### What is being asked
Print the data exactly as it is given, please.

### Data for the task
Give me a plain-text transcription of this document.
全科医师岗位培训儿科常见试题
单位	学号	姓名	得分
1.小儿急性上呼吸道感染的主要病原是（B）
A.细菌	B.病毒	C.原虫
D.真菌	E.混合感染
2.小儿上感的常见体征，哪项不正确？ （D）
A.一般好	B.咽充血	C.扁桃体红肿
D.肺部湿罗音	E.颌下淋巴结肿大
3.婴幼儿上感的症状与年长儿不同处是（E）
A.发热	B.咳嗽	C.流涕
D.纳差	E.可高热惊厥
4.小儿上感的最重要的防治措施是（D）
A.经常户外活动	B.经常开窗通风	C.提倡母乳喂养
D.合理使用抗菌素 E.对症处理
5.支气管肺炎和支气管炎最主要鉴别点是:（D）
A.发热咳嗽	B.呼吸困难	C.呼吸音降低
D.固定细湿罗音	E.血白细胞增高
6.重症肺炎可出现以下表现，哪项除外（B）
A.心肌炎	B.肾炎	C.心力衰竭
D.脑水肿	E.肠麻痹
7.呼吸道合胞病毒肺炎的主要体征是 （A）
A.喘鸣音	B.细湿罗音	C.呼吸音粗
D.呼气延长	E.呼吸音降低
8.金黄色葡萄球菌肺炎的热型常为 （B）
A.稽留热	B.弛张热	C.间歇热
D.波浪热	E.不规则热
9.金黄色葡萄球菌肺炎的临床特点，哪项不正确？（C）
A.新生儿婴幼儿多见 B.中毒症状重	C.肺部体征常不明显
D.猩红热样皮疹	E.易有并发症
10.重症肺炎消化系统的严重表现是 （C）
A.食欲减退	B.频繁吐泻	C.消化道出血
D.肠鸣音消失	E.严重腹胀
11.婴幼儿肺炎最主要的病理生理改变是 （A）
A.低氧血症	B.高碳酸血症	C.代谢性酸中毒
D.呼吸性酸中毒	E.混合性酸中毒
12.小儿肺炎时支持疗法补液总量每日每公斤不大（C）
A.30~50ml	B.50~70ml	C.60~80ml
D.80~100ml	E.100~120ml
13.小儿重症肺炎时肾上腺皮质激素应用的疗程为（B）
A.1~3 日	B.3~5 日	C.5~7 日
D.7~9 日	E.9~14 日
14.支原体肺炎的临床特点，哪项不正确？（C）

### Answer to the problem
Give me a plain-text transcription of this document.
全科医师岗位培训儿科常见试题
单位	学号	姓名	得分
1.小儿急性上呼吸道感染的主要病原是（B）
A.细菌	B.病毒	C.原虫
D.真菌	E.混合感染
2.小儿上感的常见体征，哪项不正确？ （D）
A.一般好	B.咽充血	C.扁桃体红肿
D.肺部湿罗音	E.颌下淋巴结肿大
3.婴幼儿上感的症状与年长儿不同处是（E）
A.发热	B.咳嗽	C.流涕
D.纳差	E.可高热惊厥
4.小儿上感的最重要的防治措施是（D）
A.经常户外活动	B.经常开窗通风	C.提倡母乳喂养
D.合理使用抗菌素 E.对症处理
5.支气管肺炎和支气管炎最主要鉴别点是:（D）
A.发热咳嗽	B.呼吸困难	C.呼吸音降低
D.固定细湿罗音	E.血白细胞增高
6.重症肺炎可出现以下表现，哪项除外（B）
A.心肌炎	B.肾炎	C.心力衰竭
D.脑水肿	E.肠麻痹
7.呼吸道合胞病毒肺炎的主要体征是 （A）
A.喘鸣音	B.细湿罗音	C.呼吸音粗
D.呼气延长	E.呼吸音降低
8.金黄色葡萄球菌肺炎的热型常为 （B）
A.稽留热	B.弛张热	C.间歇热
D.波浪热	E.不规则热
9.金黄色葡萄球菌肺炎的临床特点，哪项不正确？（C）
A.新生儿婴幼儿多见 B.中毒症状重	C.肺部体征常不明显
D.猩红热样皮疹	E.易有并发症
10.重症肺炎消化系统的严重表现是 （C）
A.食欲减退	B.频繁吐泻	C.消化道出血
D.肠鸣音消失	E.严重腹胀
11.婴幼儿肺炎最主要的病理生理改变是 （A）
A.低氧血症	B.高碳酸血症	C.代谢性酸中毒
D.呼吸性酸中毒	E.混合性酸中毒
12.小儿肺炎时支持疗法补液总量每日每公斤不大（C）
A.30~50ml	B.50~70ml	C.60~80ml
D.80~100ml	E.100~120ml
13.小儿重症肺炎时肾上腺皮质激素应用的疗程为（B）
A.1~3 日	B.3~5 日	C.5~7 日
D.7~9 日	E.9~14 日
14.支原体肺炎的临床特点，哪项不正确？（C）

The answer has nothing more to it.